▸ **BRIEF**
Note each line that includes the word "accommodation". Copy those lines.

▸ **EXTRACTED MATERIAL**

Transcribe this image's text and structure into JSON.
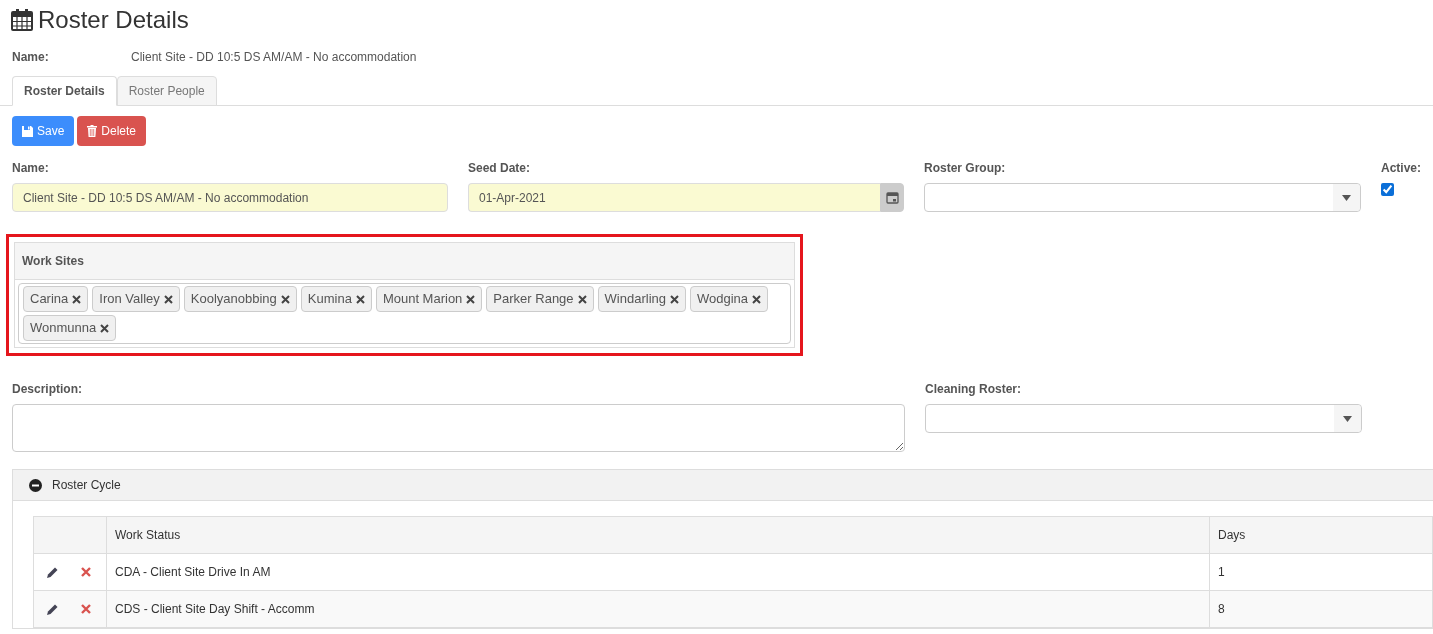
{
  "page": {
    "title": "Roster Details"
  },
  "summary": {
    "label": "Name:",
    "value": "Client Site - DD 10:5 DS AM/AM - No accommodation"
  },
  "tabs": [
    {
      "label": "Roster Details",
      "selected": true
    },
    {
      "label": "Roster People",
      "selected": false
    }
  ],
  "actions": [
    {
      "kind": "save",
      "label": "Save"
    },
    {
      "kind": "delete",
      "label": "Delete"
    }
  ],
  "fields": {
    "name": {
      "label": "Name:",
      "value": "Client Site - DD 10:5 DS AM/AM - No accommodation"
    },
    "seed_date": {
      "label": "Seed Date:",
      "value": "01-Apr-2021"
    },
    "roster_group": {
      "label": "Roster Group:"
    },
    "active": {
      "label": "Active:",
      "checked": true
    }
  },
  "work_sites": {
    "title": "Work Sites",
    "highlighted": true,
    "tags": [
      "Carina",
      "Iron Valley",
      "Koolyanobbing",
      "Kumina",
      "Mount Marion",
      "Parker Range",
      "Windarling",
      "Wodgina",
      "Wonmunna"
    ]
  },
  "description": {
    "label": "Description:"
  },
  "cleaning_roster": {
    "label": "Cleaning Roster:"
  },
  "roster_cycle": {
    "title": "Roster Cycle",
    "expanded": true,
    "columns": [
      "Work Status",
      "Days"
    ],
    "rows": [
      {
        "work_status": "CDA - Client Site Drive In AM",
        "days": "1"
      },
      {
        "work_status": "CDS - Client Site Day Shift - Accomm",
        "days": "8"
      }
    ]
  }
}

--

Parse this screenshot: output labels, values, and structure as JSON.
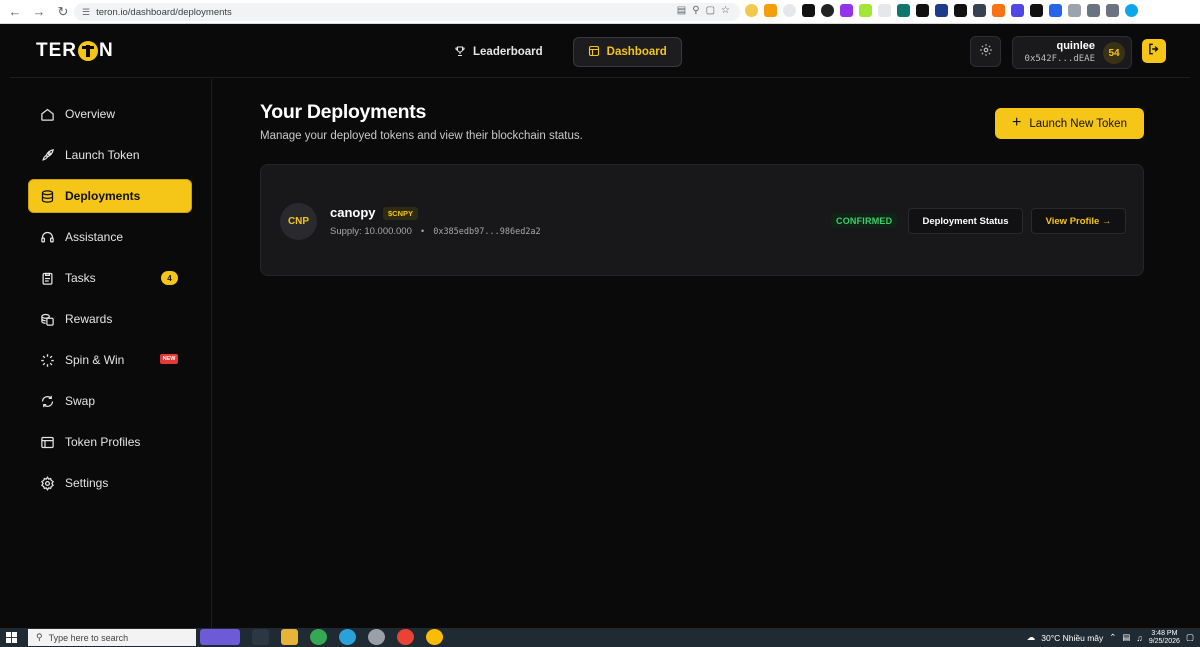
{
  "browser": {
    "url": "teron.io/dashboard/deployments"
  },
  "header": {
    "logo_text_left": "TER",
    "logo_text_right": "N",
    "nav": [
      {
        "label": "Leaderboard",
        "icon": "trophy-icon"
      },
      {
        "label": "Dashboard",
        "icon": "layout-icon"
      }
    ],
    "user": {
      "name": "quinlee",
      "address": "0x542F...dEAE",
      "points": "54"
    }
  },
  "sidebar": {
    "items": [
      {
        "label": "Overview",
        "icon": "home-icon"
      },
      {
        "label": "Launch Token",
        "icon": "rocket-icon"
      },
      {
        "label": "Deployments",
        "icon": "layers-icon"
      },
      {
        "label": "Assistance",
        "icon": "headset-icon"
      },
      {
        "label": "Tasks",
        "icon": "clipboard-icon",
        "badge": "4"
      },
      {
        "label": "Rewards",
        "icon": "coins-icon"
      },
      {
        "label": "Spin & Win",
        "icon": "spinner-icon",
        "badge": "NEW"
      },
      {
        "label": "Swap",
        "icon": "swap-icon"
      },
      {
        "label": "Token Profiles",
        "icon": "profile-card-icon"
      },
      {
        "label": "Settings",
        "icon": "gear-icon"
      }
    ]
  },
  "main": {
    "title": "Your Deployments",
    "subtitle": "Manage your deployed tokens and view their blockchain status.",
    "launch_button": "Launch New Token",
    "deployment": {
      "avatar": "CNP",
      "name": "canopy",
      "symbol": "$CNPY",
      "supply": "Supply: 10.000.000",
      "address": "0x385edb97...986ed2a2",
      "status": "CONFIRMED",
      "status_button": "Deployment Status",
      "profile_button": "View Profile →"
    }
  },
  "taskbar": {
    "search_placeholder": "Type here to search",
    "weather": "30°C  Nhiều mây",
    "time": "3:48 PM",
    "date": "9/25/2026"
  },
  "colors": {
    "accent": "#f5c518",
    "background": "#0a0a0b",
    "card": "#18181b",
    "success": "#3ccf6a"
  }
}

==

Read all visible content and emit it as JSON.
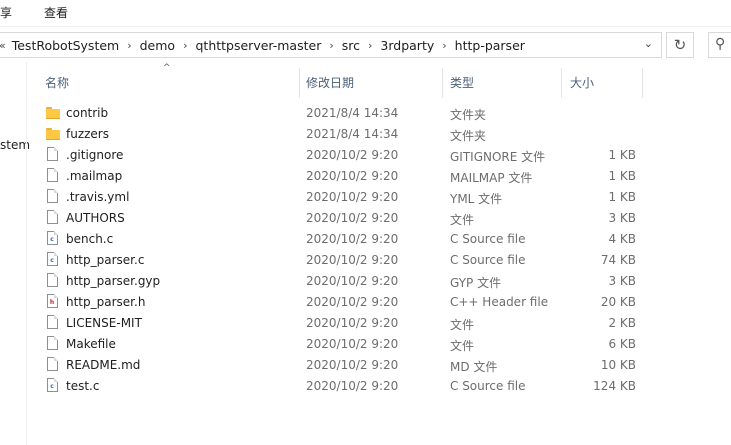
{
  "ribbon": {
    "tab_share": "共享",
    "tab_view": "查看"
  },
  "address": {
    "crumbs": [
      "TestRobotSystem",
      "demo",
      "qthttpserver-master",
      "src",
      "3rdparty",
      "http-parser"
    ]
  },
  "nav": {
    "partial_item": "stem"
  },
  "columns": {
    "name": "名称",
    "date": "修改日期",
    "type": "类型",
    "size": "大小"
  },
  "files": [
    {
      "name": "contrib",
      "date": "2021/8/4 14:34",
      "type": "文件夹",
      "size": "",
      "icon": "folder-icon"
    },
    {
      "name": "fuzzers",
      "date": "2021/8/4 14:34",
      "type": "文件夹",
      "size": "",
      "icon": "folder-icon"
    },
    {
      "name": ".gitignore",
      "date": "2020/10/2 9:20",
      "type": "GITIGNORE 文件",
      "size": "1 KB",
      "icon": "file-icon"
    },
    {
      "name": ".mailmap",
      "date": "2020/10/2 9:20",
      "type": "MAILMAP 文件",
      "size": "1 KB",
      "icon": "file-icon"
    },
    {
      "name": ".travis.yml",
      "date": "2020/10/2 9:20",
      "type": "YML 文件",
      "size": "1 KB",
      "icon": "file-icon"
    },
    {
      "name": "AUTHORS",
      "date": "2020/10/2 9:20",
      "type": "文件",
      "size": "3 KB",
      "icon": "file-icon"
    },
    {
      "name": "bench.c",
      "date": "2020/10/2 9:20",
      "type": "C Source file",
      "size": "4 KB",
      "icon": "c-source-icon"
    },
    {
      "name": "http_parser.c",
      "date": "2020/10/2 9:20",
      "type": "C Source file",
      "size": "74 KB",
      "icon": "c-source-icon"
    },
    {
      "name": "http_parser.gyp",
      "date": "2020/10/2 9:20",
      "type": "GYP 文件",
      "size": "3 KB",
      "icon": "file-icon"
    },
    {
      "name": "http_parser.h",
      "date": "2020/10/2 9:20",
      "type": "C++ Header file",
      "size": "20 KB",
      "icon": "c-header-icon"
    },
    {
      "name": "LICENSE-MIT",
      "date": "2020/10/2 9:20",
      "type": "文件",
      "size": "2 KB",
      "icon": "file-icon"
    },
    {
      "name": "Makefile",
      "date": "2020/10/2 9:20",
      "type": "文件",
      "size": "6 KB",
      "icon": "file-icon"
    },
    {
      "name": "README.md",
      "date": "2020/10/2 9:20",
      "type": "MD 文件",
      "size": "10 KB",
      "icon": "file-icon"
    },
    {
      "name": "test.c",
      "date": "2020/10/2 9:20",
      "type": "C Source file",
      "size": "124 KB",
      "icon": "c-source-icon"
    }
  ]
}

▸ **WRITTEN ANSWER**
    "value": "Client Site - DD 10:5 DS AM/AM - No accommodation"
      "value": "Client Site - DD 10:5 DS AM/AM - No accommodation"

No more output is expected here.